Check each line of the material. Copy those containing "JSON".

----- Records shown -----

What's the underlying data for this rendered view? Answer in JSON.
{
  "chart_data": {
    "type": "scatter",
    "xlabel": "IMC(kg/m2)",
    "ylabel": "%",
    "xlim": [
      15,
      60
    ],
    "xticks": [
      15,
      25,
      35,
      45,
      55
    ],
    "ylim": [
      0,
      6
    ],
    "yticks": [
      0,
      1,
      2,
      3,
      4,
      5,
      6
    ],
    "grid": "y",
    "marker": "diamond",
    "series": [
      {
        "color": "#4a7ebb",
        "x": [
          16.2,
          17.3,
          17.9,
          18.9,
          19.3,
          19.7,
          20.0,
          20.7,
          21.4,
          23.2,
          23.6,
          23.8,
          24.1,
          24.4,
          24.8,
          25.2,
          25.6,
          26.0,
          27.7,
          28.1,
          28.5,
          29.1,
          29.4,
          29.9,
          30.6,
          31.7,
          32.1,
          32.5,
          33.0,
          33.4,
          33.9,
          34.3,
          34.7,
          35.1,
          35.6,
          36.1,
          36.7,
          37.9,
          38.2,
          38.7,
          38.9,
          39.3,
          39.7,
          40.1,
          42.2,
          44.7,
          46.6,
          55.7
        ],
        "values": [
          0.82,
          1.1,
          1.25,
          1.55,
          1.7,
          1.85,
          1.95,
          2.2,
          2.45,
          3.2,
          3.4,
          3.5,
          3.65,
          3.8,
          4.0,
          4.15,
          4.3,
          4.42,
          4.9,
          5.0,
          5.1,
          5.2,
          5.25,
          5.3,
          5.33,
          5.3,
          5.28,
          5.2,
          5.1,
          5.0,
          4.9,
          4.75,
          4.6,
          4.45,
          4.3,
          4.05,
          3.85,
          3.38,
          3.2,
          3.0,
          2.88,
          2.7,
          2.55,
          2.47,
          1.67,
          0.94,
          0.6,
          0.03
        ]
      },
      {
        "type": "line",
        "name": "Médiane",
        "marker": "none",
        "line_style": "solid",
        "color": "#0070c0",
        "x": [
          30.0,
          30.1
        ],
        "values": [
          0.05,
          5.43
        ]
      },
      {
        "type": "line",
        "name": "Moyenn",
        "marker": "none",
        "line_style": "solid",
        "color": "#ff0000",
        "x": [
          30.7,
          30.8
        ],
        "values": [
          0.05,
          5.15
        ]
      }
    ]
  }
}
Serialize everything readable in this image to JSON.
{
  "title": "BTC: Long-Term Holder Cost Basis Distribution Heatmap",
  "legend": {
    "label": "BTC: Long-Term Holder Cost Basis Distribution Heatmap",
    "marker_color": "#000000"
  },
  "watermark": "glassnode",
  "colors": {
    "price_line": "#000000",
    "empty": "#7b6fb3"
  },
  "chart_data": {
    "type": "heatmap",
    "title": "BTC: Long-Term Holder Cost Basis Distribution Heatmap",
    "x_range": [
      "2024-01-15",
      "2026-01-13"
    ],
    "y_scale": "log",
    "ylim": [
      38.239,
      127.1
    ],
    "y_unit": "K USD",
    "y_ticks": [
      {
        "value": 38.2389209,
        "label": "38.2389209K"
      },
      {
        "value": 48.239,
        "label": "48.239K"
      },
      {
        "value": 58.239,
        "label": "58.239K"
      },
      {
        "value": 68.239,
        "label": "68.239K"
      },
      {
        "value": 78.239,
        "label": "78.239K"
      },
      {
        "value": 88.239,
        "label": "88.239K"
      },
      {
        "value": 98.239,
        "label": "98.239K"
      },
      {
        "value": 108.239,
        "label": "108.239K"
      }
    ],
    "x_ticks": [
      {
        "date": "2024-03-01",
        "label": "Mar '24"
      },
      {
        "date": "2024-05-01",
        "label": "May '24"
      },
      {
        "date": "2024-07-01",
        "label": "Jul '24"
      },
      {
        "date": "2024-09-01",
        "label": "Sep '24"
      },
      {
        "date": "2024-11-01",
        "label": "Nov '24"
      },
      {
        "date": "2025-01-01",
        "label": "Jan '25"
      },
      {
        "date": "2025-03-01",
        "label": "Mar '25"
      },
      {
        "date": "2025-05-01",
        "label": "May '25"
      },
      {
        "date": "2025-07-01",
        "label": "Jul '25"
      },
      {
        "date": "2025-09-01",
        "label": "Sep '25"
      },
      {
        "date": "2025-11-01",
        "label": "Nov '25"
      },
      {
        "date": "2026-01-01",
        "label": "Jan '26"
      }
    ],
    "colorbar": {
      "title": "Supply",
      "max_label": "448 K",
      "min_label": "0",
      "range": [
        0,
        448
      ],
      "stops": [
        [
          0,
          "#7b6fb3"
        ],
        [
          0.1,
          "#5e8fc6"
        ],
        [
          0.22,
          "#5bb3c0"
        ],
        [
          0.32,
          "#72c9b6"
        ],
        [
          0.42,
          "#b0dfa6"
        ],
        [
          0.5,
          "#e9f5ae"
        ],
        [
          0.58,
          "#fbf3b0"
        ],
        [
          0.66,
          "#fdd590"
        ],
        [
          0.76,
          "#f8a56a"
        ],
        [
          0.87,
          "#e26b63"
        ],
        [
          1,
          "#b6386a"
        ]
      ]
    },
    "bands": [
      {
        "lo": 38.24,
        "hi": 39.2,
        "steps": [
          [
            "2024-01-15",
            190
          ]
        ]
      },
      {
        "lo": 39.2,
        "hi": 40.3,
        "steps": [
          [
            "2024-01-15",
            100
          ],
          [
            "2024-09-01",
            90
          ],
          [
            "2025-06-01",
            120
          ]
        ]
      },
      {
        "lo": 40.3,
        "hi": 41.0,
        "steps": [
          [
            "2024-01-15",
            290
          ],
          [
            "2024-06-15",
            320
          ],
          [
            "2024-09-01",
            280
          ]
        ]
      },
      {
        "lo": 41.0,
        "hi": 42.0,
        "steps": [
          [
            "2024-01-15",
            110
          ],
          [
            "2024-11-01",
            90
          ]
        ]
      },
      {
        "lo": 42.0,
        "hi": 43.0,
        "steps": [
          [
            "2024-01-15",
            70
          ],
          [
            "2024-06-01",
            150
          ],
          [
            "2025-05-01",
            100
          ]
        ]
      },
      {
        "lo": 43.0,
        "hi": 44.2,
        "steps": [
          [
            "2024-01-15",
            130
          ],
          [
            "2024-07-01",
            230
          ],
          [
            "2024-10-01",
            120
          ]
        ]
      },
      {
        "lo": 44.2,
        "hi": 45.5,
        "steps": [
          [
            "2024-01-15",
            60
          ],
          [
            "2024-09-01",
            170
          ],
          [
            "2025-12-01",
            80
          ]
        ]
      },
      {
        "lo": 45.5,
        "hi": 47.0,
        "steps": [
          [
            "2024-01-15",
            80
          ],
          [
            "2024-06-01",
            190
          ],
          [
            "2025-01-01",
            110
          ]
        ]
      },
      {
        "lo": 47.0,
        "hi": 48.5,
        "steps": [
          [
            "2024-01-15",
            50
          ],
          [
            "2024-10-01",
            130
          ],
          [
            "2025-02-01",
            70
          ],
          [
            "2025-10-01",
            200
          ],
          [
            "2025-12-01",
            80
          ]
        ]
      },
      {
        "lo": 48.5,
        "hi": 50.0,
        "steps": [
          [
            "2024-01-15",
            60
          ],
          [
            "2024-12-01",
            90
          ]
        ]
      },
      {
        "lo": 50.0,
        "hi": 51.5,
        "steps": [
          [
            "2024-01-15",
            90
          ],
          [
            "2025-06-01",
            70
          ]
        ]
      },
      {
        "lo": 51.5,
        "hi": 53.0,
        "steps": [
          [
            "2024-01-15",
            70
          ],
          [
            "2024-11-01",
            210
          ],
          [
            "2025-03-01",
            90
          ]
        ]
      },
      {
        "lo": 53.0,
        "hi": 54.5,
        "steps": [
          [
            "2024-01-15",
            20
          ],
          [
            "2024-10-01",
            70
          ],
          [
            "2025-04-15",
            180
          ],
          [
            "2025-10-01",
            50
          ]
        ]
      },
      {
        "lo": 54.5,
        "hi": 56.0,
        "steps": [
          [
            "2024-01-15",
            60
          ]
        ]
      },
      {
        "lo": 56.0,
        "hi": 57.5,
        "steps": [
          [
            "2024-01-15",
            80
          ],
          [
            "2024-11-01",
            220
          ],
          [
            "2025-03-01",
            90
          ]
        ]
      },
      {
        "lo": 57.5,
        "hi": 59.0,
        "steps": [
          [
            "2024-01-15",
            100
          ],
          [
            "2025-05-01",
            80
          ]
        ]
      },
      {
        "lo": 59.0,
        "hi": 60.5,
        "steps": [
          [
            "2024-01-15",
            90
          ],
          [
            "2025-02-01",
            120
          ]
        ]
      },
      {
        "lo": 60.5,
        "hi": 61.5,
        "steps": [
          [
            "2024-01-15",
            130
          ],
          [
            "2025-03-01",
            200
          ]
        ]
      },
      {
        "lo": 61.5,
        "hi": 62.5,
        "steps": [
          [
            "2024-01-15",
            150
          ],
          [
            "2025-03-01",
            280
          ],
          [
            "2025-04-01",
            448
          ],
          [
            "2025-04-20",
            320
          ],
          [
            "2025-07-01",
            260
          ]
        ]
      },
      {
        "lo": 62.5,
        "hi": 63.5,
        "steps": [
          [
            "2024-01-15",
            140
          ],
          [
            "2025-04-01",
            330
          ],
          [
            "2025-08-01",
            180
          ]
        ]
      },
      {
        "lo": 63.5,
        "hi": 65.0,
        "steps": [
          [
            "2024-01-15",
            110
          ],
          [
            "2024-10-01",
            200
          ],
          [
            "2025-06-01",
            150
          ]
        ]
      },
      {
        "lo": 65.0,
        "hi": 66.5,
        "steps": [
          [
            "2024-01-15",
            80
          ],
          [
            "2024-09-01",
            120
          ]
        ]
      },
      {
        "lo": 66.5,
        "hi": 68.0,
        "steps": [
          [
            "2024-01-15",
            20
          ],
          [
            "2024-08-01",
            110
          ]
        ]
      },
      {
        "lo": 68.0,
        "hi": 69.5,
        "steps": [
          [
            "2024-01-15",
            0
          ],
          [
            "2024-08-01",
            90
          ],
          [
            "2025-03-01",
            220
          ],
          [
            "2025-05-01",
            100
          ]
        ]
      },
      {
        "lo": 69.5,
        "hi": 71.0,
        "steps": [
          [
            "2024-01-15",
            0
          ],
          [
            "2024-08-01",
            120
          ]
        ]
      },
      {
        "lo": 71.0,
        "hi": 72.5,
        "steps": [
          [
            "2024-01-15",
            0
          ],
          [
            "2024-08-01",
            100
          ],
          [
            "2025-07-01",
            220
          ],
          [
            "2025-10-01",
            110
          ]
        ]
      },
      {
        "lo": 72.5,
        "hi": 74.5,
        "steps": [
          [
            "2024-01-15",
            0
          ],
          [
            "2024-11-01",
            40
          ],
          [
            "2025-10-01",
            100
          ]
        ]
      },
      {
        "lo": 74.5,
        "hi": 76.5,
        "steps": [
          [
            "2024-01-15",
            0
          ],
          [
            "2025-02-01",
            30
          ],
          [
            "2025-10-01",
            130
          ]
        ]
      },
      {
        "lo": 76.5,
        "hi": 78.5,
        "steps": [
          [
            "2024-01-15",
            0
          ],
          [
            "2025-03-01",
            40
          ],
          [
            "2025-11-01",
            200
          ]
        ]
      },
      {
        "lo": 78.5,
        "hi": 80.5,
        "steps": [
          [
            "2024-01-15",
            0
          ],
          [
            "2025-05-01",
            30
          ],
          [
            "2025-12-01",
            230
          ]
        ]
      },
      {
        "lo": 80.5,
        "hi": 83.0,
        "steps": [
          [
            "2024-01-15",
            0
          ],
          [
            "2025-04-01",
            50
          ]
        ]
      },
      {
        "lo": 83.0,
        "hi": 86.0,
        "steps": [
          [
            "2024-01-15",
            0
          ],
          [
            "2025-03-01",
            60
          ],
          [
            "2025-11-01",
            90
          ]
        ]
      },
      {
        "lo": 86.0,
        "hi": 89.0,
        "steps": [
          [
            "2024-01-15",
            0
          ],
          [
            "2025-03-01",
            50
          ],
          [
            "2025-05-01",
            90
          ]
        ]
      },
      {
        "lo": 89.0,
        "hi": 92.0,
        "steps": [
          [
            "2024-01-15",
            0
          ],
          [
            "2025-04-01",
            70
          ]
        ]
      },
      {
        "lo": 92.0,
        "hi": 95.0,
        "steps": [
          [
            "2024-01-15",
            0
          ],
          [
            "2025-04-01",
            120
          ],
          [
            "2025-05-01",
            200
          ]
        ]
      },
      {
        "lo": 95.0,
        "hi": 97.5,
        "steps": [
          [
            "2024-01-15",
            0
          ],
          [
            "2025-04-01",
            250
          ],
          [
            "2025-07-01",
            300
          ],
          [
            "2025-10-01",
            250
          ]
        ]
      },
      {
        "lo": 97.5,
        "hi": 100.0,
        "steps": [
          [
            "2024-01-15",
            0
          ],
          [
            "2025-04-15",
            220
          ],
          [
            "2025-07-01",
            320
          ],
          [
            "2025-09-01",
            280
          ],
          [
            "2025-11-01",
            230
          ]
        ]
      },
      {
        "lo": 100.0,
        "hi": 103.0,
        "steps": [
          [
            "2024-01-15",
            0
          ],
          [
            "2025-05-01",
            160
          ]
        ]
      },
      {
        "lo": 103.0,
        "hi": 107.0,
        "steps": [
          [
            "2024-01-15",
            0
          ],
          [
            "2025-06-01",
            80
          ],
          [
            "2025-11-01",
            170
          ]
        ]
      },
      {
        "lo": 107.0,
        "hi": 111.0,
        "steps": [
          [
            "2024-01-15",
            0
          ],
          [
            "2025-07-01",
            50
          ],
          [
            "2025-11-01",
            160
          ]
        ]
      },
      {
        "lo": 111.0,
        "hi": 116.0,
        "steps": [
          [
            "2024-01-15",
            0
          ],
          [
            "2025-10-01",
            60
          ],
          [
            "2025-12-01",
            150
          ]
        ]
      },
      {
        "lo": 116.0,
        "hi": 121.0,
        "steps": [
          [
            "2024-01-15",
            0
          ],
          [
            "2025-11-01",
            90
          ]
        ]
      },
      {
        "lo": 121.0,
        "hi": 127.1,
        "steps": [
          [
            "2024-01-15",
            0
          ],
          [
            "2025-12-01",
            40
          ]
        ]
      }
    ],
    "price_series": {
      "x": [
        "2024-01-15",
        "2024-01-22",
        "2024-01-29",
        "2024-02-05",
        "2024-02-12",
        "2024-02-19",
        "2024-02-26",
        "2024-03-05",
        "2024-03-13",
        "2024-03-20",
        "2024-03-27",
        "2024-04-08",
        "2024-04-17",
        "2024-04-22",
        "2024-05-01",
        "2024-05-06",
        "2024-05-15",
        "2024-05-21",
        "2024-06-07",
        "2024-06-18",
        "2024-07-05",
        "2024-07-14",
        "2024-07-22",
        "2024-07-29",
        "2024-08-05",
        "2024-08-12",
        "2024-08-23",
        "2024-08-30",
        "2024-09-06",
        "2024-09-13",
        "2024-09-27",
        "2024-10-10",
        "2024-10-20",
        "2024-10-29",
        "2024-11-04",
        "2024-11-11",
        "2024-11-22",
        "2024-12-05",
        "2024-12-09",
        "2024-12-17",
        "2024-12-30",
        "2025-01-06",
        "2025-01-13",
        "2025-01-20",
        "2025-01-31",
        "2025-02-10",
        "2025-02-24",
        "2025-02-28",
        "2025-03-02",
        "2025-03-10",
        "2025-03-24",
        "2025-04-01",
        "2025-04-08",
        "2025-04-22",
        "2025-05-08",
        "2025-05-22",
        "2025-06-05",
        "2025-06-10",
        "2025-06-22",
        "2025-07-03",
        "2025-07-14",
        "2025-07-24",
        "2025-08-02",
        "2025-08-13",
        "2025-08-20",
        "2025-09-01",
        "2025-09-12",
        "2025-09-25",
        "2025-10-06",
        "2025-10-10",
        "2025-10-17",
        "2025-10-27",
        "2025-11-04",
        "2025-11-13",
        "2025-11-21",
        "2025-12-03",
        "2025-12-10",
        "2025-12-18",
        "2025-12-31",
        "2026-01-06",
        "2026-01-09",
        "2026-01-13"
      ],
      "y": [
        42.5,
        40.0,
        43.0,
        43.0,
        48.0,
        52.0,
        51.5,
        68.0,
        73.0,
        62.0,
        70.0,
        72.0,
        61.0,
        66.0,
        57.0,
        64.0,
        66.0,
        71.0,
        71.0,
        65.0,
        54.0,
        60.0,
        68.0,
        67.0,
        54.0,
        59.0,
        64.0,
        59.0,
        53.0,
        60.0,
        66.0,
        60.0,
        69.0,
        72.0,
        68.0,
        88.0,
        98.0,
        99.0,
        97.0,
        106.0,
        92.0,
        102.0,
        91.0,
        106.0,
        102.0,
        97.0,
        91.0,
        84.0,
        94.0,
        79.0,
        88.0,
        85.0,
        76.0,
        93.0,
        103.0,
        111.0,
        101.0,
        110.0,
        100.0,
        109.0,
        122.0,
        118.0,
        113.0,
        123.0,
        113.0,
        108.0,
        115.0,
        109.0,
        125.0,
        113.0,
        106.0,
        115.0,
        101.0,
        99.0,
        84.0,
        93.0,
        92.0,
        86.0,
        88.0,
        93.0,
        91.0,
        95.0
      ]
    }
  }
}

-----

- **Full solution**
What's the underlying data for this rendered view? Answer in JSON.
Serialize everything readable in this image to JSON.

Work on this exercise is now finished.